* **AVAILABLE DATA**
--- begin ---

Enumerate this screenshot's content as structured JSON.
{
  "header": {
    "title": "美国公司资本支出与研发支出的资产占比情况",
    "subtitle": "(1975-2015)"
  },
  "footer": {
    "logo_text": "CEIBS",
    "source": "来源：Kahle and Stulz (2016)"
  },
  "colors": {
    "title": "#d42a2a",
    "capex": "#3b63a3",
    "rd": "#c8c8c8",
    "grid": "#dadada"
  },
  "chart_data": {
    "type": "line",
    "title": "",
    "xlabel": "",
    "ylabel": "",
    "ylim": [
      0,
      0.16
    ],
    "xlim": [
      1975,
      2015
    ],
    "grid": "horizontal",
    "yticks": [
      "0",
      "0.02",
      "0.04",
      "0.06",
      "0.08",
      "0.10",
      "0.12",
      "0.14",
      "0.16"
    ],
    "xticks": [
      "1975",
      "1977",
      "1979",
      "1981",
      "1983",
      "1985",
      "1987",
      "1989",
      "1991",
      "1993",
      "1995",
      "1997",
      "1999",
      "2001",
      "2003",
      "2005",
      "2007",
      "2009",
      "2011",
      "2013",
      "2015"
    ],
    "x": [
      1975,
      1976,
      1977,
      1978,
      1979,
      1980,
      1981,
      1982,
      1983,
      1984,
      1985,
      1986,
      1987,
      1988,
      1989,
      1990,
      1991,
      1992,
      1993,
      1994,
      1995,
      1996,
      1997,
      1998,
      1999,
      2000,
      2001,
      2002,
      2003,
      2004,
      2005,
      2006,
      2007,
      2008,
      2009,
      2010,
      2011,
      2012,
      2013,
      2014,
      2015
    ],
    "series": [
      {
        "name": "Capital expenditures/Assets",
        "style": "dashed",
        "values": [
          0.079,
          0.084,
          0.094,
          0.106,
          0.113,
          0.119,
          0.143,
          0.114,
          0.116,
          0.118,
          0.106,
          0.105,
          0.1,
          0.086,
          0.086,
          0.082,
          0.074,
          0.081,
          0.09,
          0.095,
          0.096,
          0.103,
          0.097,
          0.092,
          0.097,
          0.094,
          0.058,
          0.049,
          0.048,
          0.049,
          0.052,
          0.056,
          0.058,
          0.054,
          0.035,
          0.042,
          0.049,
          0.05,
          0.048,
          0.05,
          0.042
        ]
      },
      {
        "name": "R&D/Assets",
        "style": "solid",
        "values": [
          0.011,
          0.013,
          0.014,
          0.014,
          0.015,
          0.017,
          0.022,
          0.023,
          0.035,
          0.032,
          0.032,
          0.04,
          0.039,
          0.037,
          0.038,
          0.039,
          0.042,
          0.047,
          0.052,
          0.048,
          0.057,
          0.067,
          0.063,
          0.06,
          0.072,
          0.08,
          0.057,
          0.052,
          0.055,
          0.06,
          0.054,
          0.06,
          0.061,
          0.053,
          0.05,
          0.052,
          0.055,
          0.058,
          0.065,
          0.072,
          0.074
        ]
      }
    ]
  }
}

--- end ---

* **REQUIREMENT**
Locate and copy each line in the data above that includes the word "name".

* **COMPLETE RESPONSE**
        "name": "Capital expenditures/Assets",
        "name": "R&D/Assets",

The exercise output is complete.